▸ **WORK TO BE COMPLETED**
Copy out all lines where "ordine" appears.

▸ **RECORDS FOR THIS EXERCISE**
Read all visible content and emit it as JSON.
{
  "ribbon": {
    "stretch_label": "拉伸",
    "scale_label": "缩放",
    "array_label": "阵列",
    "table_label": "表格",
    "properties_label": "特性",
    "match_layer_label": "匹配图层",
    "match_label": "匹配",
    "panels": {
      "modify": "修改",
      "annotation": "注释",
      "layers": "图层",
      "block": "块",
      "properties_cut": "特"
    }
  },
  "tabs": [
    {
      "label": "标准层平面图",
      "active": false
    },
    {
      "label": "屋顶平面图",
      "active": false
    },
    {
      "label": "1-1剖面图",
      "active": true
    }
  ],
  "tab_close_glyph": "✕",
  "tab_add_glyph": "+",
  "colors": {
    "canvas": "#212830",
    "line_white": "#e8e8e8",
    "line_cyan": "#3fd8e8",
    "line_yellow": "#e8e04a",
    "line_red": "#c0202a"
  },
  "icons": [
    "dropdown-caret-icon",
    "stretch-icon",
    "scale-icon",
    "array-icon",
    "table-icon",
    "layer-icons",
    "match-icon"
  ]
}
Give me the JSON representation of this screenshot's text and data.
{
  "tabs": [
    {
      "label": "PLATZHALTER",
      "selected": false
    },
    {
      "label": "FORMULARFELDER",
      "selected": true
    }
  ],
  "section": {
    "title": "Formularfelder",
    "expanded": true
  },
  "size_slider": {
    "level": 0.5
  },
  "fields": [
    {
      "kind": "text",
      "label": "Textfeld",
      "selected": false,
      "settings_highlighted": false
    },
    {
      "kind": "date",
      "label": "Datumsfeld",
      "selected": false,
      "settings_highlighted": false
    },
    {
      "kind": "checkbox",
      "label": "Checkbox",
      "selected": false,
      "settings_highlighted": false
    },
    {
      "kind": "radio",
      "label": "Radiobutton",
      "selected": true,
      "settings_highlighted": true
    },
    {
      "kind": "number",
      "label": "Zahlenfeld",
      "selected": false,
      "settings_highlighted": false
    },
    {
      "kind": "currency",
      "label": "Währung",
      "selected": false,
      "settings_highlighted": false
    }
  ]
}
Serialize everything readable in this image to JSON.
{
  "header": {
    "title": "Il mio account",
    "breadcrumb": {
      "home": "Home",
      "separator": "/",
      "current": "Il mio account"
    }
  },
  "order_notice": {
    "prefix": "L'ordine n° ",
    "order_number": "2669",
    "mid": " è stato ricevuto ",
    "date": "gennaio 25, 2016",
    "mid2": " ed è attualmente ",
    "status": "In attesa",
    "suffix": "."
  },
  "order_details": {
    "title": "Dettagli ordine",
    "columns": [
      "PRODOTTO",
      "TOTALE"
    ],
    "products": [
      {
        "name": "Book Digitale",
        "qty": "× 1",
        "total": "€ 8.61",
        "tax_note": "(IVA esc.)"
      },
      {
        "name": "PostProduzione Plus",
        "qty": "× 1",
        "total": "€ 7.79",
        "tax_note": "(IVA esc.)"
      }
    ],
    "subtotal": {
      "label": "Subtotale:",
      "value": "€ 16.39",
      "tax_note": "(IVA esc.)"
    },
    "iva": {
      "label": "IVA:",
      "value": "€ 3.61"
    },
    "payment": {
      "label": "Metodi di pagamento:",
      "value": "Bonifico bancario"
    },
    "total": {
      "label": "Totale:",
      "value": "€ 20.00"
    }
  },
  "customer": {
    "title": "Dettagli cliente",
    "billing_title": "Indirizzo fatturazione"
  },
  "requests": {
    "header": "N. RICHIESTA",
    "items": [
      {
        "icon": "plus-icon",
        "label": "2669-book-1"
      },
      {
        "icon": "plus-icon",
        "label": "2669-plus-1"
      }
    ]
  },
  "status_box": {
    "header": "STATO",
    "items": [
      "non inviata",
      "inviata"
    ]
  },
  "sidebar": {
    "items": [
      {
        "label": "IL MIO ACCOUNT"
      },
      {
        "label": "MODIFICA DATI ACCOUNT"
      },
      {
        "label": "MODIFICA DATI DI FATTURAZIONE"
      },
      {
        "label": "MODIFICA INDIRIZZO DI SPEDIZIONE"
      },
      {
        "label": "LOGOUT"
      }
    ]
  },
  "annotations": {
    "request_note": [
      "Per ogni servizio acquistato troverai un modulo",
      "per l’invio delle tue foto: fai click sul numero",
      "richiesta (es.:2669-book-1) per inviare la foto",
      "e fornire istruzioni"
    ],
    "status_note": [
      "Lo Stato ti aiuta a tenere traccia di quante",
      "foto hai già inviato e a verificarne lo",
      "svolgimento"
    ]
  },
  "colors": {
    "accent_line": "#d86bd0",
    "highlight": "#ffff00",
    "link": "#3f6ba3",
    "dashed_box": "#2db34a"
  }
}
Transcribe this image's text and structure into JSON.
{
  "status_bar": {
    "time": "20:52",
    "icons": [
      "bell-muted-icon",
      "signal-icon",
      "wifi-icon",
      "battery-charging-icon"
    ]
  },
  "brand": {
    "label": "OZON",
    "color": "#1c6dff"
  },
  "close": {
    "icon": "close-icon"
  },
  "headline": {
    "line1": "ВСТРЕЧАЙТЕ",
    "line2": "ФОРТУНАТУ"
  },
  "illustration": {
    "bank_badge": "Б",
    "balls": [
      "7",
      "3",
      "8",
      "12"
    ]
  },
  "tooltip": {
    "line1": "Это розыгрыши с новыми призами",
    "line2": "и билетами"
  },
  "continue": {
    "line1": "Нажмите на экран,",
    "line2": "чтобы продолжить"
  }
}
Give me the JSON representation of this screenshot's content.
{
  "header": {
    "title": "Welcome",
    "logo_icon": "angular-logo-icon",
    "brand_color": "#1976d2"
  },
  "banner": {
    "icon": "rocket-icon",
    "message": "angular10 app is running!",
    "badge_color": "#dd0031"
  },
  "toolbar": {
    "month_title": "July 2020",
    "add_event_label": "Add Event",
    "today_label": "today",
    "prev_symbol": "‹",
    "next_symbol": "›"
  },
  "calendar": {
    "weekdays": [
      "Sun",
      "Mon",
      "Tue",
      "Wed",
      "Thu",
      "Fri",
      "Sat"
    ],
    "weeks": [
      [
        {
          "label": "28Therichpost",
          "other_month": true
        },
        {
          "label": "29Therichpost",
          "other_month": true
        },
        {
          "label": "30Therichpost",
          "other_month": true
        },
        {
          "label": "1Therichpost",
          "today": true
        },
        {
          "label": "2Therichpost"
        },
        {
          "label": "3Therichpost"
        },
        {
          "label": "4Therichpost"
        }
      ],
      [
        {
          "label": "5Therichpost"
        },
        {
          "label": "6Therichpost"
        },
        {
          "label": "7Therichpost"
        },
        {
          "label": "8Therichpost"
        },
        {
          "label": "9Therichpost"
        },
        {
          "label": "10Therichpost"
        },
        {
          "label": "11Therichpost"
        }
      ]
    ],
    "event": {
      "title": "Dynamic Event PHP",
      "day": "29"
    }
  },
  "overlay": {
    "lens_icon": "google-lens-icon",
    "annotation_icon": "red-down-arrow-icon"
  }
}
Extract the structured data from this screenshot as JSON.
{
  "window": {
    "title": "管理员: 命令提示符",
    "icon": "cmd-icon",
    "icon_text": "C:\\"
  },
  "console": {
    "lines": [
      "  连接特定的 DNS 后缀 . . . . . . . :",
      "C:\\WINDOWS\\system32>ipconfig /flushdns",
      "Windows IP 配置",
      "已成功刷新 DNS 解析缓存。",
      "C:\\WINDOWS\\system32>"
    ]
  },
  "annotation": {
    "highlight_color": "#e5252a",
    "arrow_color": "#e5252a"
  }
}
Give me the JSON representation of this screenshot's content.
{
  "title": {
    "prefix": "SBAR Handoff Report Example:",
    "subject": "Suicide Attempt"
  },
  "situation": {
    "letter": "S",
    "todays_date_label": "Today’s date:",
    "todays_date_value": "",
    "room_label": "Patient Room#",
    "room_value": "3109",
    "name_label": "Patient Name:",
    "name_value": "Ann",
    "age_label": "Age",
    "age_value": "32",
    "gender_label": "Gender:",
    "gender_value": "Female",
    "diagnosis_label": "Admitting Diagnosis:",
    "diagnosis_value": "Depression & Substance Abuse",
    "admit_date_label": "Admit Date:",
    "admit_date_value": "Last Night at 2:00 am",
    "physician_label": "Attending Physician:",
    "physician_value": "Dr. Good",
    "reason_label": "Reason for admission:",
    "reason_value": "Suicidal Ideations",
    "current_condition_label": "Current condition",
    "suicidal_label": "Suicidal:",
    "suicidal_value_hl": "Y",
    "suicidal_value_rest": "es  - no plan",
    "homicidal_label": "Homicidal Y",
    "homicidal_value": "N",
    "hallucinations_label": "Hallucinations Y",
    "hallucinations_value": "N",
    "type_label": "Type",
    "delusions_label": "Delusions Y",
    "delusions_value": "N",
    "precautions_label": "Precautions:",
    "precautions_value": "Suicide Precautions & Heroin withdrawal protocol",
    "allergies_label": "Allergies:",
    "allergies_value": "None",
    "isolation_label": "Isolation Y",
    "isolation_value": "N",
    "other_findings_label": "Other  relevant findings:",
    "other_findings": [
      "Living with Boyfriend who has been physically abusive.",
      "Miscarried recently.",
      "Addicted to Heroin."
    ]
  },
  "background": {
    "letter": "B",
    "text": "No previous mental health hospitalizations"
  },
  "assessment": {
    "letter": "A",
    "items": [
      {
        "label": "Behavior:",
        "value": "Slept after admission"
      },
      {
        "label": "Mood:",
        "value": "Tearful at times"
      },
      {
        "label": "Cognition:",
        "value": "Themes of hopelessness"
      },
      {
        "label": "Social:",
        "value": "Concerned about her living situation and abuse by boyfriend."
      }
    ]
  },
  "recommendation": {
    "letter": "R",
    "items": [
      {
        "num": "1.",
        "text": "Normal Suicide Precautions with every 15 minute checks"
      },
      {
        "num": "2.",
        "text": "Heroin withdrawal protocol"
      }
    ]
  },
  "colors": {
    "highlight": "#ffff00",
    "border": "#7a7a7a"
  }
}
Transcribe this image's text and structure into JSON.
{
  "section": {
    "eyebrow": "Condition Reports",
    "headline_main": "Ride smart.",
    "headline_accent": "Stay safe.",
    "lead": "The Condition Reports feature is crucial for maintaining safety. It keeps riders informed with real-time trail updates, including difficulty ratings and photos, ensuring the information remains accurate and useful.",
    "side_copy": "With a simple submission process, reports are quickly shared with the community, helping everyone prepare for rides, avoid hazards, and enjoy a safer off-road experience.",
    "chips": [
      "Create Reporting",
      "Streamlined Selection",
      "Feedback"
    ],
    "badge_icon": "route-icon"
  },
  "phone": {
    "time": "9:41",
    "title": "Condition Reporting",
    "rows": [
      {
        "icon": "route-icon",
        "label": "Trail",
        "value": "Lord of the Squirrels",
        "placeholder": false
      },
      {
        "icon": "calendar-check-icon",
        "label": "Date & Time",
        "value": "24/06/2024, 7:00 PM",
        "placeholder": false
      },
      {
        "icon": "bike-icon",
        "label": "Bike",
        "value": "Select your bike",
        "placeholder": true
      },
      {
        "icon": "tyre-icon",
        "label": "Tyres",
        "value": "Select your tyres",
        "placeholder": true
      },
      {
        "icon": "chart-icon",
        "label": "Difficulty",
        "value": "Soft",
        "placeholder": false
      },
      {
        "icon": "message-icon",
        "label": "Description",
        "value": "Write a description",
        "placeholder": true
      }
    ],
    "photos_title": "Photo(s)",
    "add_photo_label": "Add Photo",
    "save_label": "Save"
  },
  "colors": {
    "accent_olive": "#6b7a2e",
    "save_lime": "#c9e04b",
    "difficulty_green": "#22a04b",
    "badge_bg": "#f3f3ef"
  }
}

▸ **EXPECTED ANSWER**
    "prefix": "L'ordine n° ",
    "title": "Dettagli ordine",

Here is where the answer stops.